Requirement:
Exactly repeat the material, dropping only the pictures.

Listed records:

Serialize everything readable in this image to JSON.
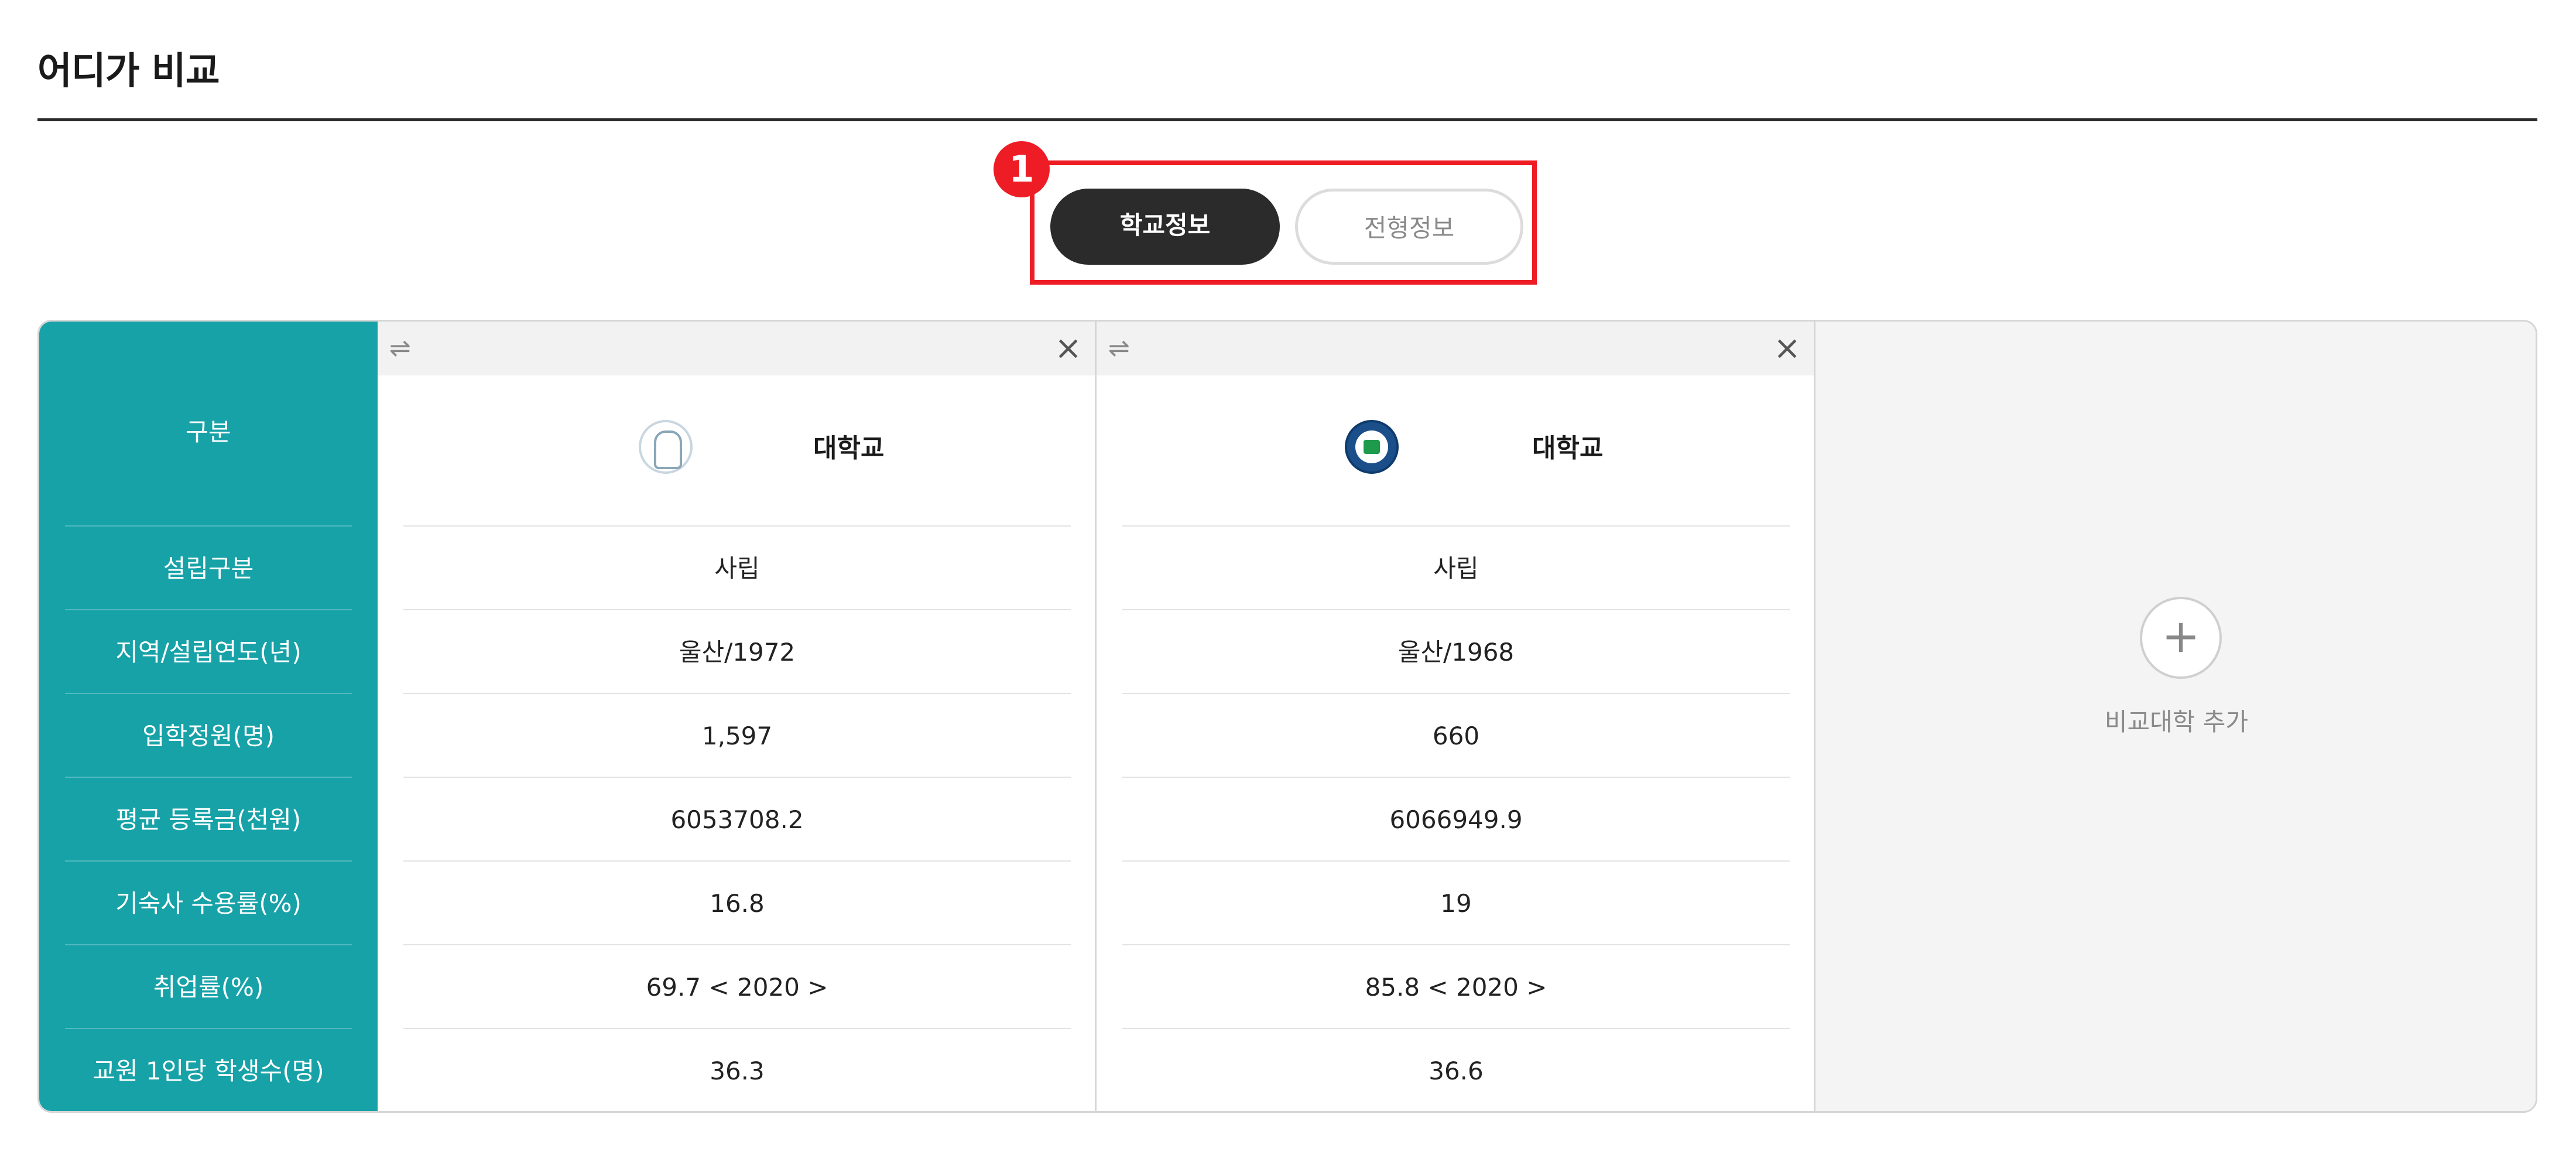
{
  "title": "어디가 비교",
  "tabs": {
    "marker": "1",
    "school_info": "학교정보",
    "admission_info": "전형정보"
  },
  "labels": {
    "category": "구분",
    "rows": [
      "설립구분",
      "지역/설립연도(년)",
      "입학정원(명)",
      "평균 등록금(천원)",
      "기숙사 수용률(%)",
      "취업률(%)",
      "교원 1인당 학생수(명)"
    ]
  },
  "icons": {
    "swap": "⇌",
    "close": "×",
    "add": "+"
  },
  "schools": [
    {
      "name": "대학교",
      "values": [
        "사립",
        "울산/1972",
        "1,597",
        "6053708.2",
        "16.8",
        "69.7 < 2020 >",
        "36.3"
      ]
    },
    {
      "name": "대학교",
      "values": [
        "사립",
        "울산/1968",
        "660",
        "6066949.9",
        "19",
        "85.8 < 2020 >",
        "36.6"
      ]
    }
  ],
  "add_school": {
    "label": "비교대학 추가"
  },
  "colors": {
    "label_column": "#17a2a8",
    "active_tab": "#2b2b2b",
    "highlight": "#ee1c25"
  }
}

The output:
Serialize everything readable in this image to JSON.
{
  "title": "어디가 비교",
  "tabs": {
    "marker": "1",
    "school_info": "학교정보",
    "admission_info": "전형정보"
  },
  "labels": {
    "category": "구분",
    "rows": [
      "설립구분",
      "지역/설립연도(년)",
      "입학정원(명)",
      "평균 등록금(천원)",
      "기숙사 수용률(%)",
      "취업률(%)",
      "교원 1인당 학생수(명)"
    ]
  },
  "icons": {
    "swap": "⇌",
    "close": "×",
    "add": "+"
  },
  "schools": [
    {
      "name": "대학교",
      "values": [
        "사립",
        "울산/1972",
        "1,597",
        "6053708.2",
        "16.8",
        "69.7 < 2020 >",
        "36.3"
      ]
    },
    {
      "name": "대학교",
      "values": [
        "사립",
        "울산/1968",
        "660",
        "6066949.9",
        "19",
        "85.8 < 2020 >",
        "36.6"
      ]
    }
  ],
  "add_school": {
    "label": "비교대학 추가"
  },
  "colors": {
    "label_column": "#17a2a8",
    "active_tab": "#2b2b2b",
    "highlight": "#ee1c25"
  }
}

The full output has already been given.